* Exercise prompt: Reproduce every line of the data below, character for character.

* Material to process:
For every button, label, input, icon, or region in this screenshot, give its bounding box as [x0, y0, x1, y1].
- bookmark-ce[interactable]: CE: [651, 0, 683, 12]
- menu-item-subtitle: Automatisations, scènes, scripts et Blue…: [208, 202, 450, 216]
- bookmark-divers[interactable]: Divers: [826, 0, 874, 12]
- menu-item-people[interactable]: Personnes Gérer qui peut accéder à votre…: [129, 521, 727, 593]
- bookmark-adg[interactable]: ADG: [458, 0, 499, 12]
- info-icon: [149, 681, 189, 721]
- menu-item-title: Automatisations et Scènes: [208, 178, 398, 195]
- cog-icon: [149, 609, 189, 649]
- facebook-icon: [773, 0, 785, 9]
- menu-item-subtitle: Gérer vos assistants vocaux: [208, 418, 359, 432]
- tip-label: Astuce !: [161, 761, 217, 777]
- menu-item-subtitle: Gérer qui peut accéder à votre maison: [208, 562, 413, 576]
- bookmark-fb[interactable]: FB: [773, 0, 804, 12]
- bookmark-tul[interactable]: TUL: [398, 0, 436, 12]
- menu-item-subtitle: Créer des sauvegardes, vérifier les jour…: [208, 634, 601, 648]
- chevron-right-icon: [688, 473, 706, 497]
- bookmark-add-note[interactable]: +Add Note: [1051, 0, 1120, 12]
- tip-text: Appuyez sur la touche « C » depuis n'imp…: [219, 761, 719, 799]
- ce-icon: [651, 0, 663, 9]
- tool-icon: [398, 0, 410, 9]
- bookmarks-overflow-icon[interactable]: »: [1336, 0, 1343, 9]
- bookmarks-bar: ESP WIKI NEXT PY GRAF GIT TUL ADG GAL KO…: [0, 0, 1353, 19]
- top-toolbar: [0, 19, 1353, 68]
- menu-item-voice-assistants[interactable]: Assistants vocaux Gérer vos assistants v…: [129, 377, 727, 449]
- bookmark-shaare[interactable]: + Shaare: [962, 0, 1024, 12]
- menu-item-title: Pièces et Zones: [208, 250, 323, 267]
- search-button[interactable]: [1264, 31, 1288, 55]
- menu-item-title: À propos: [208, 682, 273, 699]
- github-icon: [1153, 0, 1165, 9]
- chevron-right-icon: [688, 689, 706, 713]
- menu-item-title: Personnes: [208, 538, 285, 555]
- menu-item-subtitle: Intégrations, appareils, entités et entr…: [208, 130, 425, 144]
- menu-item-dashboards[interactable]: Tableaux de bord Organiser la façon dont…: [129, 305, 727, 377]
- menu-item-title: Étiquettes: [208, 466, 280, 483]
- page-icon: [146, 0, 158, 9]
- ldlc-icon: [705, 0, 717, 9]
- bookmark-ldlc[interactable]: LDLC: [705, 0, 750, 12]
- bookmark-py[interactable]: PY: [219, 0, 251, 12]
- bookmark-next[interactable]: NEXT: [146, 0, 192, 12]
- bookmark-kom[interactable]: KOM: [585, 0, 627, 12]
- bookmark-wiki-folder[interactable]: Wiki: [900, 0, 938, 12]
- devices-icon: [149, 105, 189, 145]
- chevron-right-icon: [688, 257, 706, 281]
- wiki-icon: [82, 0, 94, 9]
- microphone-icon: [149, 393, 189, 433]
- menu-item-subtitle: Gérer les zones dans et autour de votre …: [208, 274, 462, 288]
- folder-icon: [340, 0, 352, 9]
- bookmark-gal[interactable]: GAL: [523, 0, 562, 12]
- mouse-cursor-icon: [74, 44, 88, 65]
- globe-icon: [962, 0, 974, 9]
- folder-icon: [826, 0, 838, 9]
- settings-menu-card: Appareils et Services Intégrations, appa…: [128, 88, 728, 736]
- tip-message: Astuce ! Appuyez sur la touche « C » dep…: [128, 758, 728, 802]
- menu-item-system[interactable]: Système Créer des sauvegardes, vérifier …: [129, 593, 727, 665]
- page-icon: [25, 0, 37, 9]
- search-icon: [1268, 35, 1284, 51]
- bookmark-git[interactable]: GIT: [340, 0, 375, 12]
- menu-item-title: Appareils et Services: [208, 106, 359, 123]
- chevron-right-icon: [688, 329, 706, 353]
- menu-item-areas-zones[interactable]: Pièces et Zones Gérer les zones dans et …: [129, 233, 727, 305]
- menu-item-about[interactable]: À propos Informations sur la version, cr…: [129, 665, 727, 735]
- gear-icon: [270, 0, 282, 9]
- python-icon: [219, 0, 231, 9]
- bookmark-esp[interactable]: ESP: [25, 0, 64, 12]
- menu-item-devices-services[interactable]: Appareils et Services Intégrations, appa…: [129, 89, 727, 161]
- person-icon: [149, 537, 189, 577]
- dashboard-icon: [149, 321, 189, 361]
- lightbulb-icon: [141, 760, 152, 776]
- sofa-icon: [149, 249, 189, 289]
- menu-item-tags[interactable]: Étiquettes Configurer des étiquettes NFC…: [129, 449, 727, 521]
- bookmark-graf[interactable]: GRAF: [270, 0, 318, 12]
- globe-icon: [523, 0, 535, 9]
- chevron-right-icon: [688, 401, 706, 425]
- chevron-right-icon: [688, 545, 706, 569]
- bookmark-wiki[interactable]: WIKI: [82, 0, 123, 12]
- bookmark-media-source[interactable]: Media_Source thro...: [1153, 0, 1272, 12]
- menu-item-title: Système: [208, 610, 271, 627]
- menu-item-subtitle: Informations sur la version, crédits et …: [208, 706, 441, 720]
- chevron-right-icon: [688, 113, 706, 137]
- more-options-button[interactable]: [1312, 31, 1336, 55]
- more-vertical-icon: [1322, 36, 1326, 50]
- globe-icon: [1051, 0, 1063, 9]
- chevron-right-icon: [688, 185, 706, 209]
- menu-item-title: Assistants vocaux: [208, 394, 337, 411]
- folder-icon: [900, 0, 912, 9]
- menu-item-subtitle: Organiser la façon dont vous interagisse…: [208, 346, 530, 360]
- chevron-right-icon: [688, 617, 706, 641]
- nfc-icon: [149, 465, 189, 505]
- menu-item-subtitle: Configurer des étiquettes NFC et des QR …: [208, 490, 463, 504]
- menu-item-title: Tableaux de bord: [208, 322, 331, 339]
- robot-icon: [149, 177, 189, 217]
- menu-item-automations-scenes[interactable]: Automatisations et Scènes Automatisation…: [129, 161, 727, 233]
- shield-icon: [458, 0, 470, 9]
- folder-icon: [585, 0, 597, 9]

* The output:
For every button, label, input, icon, or region in this screenshot, give its bounding box as [x0, y0, x1, y1].
- bookmark-ce[interactable]: CE: [651, 0, 683, 12]
- menu-item-subtitle: Automatisations, scènes, scripts et Blue…: [208, 202, 450, 216]
- bookmark-divers[interactable]: Divers: [826, 0, 874, 12]
- menu-item-people[interactable]: Personnes Gérer qui peut accéder à votre…: [129, 521, 727, 593]
- bookmark-adg[interactable]: ADG: [458, 0, 499, 12]
- info-icon: [149, 681, 189, 721]
- menu-item-title: Automatisations et Scènes: [208, 178, 398, 195]
- cog-icon: [149, 609, 189, 649]
- facebook-icon: [773, 0, 785, 9]
- menu-item-subtitle: Gérer vos assistants vocaux: [208, 418, 359, 432]
- tip-label: Astuce !: [161, 761, 217, 777]
- menu-item-subtitle: Gérer qui peut accéder à votre maison: [208, 562, 413, 576]
- bookmark-fb[interactable]: FB: [773, 0, 804, 12]
- bookmark-tul[interactable]: TUL: [398, 0, 436, 12]
- menu-item-subtitle: Créer des sauvegardes, vérifier les jour…: [208, 634, 601, 648]
- chevron-right-icon: [688, 473, 706, 497]
- bookmark-add-note[interactable]: +Add Note: [1051, 0, 1120, 12]
- tip-text: Appuyez sur la touche « C » depuis n'imp…: [219, 761, 719, 799]
- ce-icon: [651, 0, 663, 9]
- tool-icon: [398, 0, 410, 9]
- bookmarks-overflow-icon[interactable]: »: [1336, 0, 1343, 9]
- bookmarks-bar: ESP WIKI NEXT PY GRAF GIT TUL ADG GAL KO…: [0, 0, 1353, 19]
- top-toolbar: [0, 19, 1353, 68]
- menu-item-voice-assistants[interactable]: Assistants vocaux Gérer vos assistants v…: [129, 377, 727, 449]
- bookmark-shaare[interactable]: + Shaare: [962, 0, 1024, 12]
- menu-item-title: Pièces et Zones: [208, 250, 323, 267]
- search-button[interactable]: [1264, 31, 1288, 55]
- menu-item-title: À propos: [208, 682, 273, 699]
- github-icon: [1153, 0, 1165, 9]
- chevron-right-icon: [688, 689, 706, 713]
- menu-item-title: Personnes: [208, 538, 285, 555]
- menu-item-subtitle: Intégrations, appareils, entités et entr…: [208, 130, 425, 144]
- menu-item-dashboards[interactable]: Tableaux de bord Organiser la façon dont…: [129, 305, 727, 377]
- menu-item-title: Étiquettes: [208, 466, 280, 483]
- page-icon: [146, 0, 158, 9]
- ldlc-icon: [705, 0, 717, 9]
- bookmark-ldlc[interactable]: LDLC: [705, 0, 750, 12]
- bookmark-py[interactable]: PY: [219, 0, 251, 12]
- bookmark-next[interactable]: NEXT: [146, 0, 192, 12]
- bookmark-kom[interactable]: KOM: [585, 0, 627, 12]
- bookmark-wiki-folder[interactable]: Wiki: [900, 0, 938, 12]
- devices-icon: [149, 105, 189, 145]
- chevron-right-icon: [688, 257, 706, 281]
- wiki-icon: [82, 0, 94, 9]
- microphone-icon: [149, 393, 189, 433]
- menu-item-subtitle: Gérer les zones dans et autour de votre …: [208, 274, 462, 288]
- folder-icon: [340, 0, 352, 9]
- bookmark-gal[interactable]: GAL: [523, 0, 562, 12]
- mouse-cursor-icon: [74, 44, 88, 65]
- globe-icon: [962, 0, 974, 9]
- folder-icon: [826, 0, 838, 9]
- settings-menu-card: Appareils et Services Intégrations, appa…: [128, 88, 728, 736]
- tip-message: Astuce ! Appuyez sur la touche « C » dep…: [128, 758, 728, 802]
- menu-item-system[interactable]: Système Créer des sauvegardes, vérifier …: [129, 593, 727, 665]
- page-icon: [25, 0, 37, 9]
- search-icon: [1268, 35, 1284, 51]
- bookmark-git[interactable]: GIT: [340, 0, 375, 12]
- menu-item-title: Appareils et Services: [208, 106, 359, 123]
- chevron-right-icon: [688, 329, 706, 353]
- menu-item-areas-zones[interactable]: Pièces et Zones Gérer les zones dans et …: [129, 233, 727, 305]
- menu-item-about[interactable]: À propos Informations sur la version, cr…: [129, 665, 727, 735]
- gear-icon: [270, 0, 282, 9]
- python-icon: [219, 0, 231, 9]
- bookmark-esp[interactable]: ESP: [25, 0, 64, 12]
- menu-item-devices-services[interactable]: Appareils et Services Intégrations, appa…: [129, 89, 727, 161]
- person-icon: [149, 537, 189, 577]
- dashboard-icon: [149, 321, 189, 361]
- lightbulb-icon: [141, 760, 152, 776]
- sofa-icon: [149, 249, 189, 289]
- menu-item-tags[interactable]: Étiquettes Configurer des étiquettes NFC…: [129, 449, 727, 521]
- bookmark-graf[interactable]: GRAF: [270, 0, 318, 12]
- globe-icon: [523, 0, 535, 9]
- chevron-right-icon: [688, 401, 706, 425]
- chevron-right-icon: [688, 545, 706, 569]
- bookmark-wiki[interactable]: WIKI: [82, 0, 123, 12]
- bookmark-media-source[interactable]: Media_Source thro...: [1153, 0, 1272, 12]
- menu-item-title: Système: [208, 610, 271, 627]
- menu-item-subtitle: Informations sur la version, crédits et …: [208, 706, 441, 720]
- chevron-right-icon: [688, 113, 706, 137]
- more-options-button[interactable]: [1312, 31, 1336, 55]
- more-vertical-icon: [1322, 36, 1326, 50]
- globe-icon: [1051, 0, 1063, 9]
- chevron-right-icon: [688, 185, 706, 209]
- menu-item-title: Assistants vocaux: [208, 394, 337, 411]
- folder-icon: [900, 0, 912, 9]
- menu-item-subtitle: Organiser la façon dont vous interagisse…: [208, 346, 530, 360]
- chevron-right-icon: [688, 617, 706, 641]
- nfc-icon: [149, 465, 189, 505]
- menu-item-subtitle: Configurer des étiquettes NFC et des QR …: [208, 490, 463, 504]
- menu-item-title: Tableaux de bord: [208, 322, 331, 339]
- robot-icon: [149, 177, 189, 217]
- menu-item-automations-scenes[interactable]: Automatisations et Scènes Automatisation…: [129, 161, 727, 233]
- shield-icon: [458, 0, 470, 9]
- folder-icon: [585, 0, 597, 9]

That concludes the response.